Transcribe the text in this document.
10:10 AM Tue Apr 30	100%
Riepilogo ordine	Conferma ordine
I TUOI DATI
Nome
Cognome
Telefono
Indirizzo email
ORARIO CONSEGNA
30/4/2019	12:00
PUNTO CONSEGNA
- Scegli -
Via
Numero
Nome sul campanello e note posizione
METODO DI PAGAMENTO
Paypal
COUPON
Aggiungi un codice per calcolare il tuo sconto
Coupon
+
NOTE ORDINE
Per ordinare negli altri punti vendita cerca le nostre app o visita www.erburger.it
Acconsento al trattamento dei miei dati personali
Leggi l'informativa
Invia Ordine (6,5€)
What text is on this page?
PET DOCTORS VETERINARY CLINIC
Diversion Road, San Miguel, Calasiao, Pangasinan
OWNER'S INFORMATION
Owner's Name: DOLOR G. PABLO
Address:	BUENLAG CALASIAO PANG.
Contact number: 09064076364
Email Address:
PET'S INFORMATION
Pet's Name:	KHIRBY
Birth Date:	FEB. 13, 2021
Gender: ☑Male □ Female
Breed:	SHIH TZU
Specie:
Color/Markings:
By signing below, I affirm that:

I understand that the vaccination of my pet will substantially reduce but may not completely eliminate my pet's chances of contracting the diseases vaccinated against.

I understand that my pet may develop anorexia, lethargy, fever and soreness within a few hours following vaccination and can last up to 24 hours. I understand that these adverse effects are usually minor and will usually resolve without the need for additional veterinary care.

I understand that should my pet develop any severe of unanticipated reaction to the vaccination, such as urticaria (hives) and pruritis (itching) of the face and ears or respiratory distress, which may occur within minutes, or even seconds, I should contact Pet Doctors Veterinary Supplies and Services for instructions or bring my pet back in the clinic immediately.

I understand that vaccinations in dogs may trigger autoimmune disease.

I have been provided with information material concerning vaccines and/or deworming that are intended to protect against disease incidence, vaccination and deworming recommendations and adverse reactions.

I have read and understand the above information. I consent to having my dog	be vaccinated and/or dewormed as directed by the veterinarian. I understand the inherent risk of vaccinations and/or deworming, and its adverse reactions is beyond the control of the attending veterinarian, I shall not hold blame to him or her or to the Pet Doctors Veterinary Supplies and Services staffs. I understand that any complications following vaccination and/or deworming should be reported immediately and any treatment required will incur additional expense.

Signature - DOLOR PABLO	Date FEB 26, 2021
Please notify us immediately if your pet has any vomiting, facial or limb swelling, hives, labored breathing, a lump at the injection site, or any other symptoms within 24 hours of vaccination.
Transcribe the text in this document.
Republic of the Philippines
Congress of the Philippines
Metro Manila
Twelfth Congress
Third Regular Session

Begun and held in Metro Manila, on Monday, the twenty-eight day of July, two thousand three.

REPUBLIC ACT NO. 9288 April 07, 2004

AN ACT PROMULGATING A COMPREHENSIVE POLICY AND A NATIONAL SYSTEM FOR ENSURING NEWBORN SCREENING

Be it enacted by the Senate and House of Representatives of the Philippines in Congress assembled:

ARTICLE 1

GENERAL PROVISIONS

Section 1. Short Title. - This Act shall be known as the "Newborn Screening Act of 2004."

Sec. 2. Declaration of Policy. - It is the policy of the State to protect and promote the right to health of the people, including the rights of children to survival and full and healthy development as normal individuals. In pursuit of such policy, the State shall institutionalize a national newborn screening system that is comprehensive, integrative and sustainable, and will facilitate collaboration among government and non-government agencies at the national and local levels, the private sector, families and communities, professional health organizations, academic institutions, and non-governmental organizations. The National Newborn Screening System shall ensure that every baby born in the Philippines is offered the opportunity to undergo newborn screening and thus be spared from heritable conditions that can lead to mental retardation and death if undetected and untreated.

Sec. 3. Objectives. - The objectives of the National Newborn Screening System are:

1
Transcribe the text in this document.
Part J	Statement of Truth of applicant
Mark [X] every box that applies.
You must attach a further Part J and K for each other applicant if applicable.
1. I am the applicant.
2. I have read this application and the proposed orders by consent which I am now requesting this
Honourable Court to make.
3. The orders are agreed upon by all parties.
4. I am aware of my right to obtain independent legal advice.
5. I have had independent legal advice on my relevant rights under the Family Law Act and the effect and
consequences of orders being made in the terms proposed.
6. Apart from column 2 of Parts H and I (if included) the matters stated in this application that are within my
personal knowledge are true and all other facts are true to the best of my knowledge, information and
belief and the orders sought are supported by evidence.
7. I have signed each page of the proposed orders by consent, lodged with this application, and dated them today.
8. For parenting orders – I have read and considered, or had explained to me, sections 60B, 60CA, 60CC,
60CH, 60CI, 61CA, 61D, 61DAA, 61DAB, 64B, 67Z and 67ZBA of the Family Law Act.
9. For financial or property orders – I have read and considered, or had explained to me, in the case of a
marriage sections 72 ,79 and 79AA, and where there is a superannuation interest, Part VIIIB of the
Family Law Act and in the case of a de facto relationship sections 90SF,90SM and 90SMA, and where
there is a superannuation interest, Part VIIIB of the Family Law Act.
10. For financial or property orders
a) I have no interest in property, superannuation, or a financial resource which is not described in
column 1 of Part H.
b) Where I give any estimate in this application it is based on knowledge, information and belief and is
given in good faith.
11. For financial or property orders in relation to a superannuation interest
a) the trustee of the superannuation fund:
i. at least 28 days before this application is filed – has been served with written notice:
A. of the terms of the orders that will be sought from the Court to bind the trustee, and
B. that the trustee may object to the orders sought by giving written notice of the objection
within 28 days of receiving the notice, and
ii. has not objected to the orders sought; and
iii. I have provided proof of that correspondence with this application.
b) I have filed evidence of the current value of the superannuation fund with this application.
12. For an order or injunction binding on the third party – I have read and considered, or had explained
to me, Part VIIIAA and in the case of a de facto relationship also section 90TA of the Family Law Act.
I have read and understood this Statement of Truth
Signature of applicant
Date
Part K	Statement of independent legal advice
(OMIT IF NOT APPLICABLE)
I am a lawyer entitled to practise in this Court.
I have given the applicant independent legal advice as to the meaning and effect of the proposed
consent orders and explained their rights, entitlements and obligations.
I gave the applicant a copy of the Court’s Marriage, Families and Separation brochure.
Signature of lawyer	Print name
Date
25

★ ★ ★ ★

Print out every entry, keeping each one exact.

* [Solution to this exercise]
Transcribe the text in this document.
10:10 AM Tue Apr 30	100%
Riepilogo ordine	Conferma ordine
I TUOI DATI
Nome
Cognome
Telefono
Indirizzo email
ORARIO CONSEGNA
30/4/2019	12:00
PUNTO CONSEGNA
- Scegli -
Via
Numero
Nome sul campanello e note posizione
METODO DI PAGAMENTO
Paypal
COUPON
Aggiungi un codice per calcolare il tuo sconto
Coupon
+
NOTE ORDINE
Per ordinare negli altri punti vendita cerca le nostre app o visita www.erburger.it
Acconsento al trattamento dei miei dati personali
Leggi l'informativa
Invia Ordine (6,5€)
What text is on this page?
PET DOCTORS VETERINARY CLINIC
Diversion Road, San Miguel, Calasiao, Pangasinan
OWNER'S INFORMATION
Owner's Name: DOLOR G. PABLO
Address:	BUENLAG CALASIAO PANG.
Contact number: 09064076364
Email Address:
PET'S INFORMATION
Pet's Name:	KHIRBY
Birth Date:	FEB. 13, 2021
Gender: ☑Male □ Female
Breed:	SHIH TZU
Specie:
Color/Markings:
By signing below, I affirm that:

I understand that the vaccination of my pet will substantially reduce but may not completely eliminate my pet's chances of contracting the diseases vaccinated against.

I understand that my pet may develop anorexia, lethargy, fever and soreness within a few hours following vaccination and can last up to 24 hours. I understand that these adverse effects are usually minor and will usually resolve without the need for additional veterinary care.

I understand that should my pet develop any severe of unanticipated reaction to the vaccination, such as urticaria (hives) and pruritis (itching) of the face and ears or respiratory distress, which may occur within minutes, or even seconds, I should contact Pet Doctors Veterinary Supplies and Services for instructions or bring my pet back in the clinic immediately.

I understand that vaccinations in dogs may trigger autoimmune disease.

I have been provided with information material concerning vaccines and/or deworming that are intended to protect against disease incidence, vaccination and deworming recommendations and adverse reactions.

I have read and understand the above information. I consent to having my dog	be vaccinated and/or dewormed as directed by the veterinarian. I understand the inherent risk of vaccinations and/or deworming, and its adverse reactions is beyond the control of the attending veterinarian, I shall not hold blame to him or her or to the Pet Doctors Veterinary Supplies and Services staffs. I understand that any complications following vaccination and/or deworming should be reported immediately and any treatment required will incur additional expense.

Signature - DOLOR PABLO	Date FEB 26, 2021
Please notify us immediately if your pet has any vomiting, facial or limb swelling, hives, labored breathing, a lump at the injection site, or any other symptoms within 24 hours of vaccination.
Transcribe the text in this document.
Republic of the Philippines
Congress of the Philippines
Metro Manila
Twelfth Congress
Third Regular Session

Begun and held in Metro Manila, on Monday, the twenty-eight day of July, two thousand three.

REPUBLIC ACT NO. 9288 April 07, 2004

AN ACT PROMULGATING A COMPREHENSIVE POLICY AND A NATIONAL SYSTEM FOR ENSURING NEWBORN SCREENING

Be it enacted by the Senate and House of Representatives of the Philippines in Congress assembled:

ARTICLE 1

GENERAL PROVISIONS

Section 1. Short Title. - This Act shall be known as the "Newborn Screening Act of 2004."

Sec. 2. Declaration of Policy. - It is the policy of the State to protect and promote the right to health of the people, including the rights of children to survival and full and healthy development as normal individuals. In pursuit of such policy, the State shall institutionalize a national newborn screening system that is comprehensive, integrative and sustainable, and will facilitate collaboration among government and non-government agencies at the national and local levels, the private sector, families and communities, professional health organizations, academic institutions, and non-governmental organizations. The National Newborn Screening System shall ensure that every baby born in the Philippines is offered the opportunity to undergo newborn screening and thus be spared from heritable conditions that can lead to mental retardation and death if undetected and untreated.

Sec. 3. Objectives. - The objectives of the National Newborn Screening System are:

1
Transcribe the text in this document.
Part J	Statement of Truth of applicant
Mark [X] every box that applies.
You must attach a further Part J and K for each other applicant if applicable.
1. I am the applicant.
2. I have read this application and the proposed orders by consent which I am now requesting this
Honourable Court to make.
3. The orders are agreed upon by all parties.
4. I am aware of my right to obtain independent legal advice.
5. I have had independent legal advice on my relevant rights under the Family Law Act and the effect and
consequences of orders being made in the terms proposed.
6. Apart from column 2 of Parts H and I (if included) the matters stated in this application that are within my
personal knowledge are true and all other facts are true to the best of my knowledge, information and
belief and the orders sought are supported by evidence.
7. I have signed each page of the proposed orders by consent, lodged with this application, and dated them today.
8. For parenting orders – I have read and considered, or had explained to me, sections 60B, 60CA, 60CC,
60CH, 60CI, 61CA, 61D, 61DAA, 61DAB, 64B, 67Z and 67ZBA of the Family Law Act.
9. For financial or property orders – I have read and considered, or had explained to me, in the case of a
marriage sections 72 ,79 and 79AA, and where there is a superannuation interest, Part VIIIB of the
Family Law Act and in the case of a de facto relationship sections 90SF,90SM and 90SMA, and where
there is a superannuation interest, Part VIIIB of the Family Law Act.
10. For financial or property orders
a) I have no interest in property, superannuation, or a financial resource which is not described in
column 1 of Part H.
b) Where I give any estimate in this application it is based on knowledge, information and belief and is
given in good faith.
11. For financial or property orders in relation to a superannuation interest
a) the trustee of the superannuation fund:
i. at least 28 days before this application is filed – has been served with written notice:
A. of the terms of the orders that will be sought from the Court to bind the trustee, and
B. that the trustee may object to the orders sought by giving written notice of the objection
within 28 days of receiving the notice, and
ii. has not objected to the orders sought; and
iii. I have provided proof of that correspondence with this application.
b) I have filed evidence of the current value of the superannuation fund with this application.
12. For an order or injunction binding on the third party – I have read and considered, or had explained
to me, Part VIIIAA and in the case of a de facto relationship also section 90TA of the Family Law Act.
I have read and understood this Statement of Truth
Signature of applicant
Date
Part K	Statement of independent legal advice
(OMIT IF NOT APPLICABLE)
I am a lawyer entitled to practise in this Court.
I have given the applicant independent legal advice as to the meaning and effect of the proposed
consent orders and explained their rights, entitlements and obligations.
I gave the applicant a copy of the Court’s Marriage, Families and Separation brochure.
Signature of lawyer	Print name
Date
25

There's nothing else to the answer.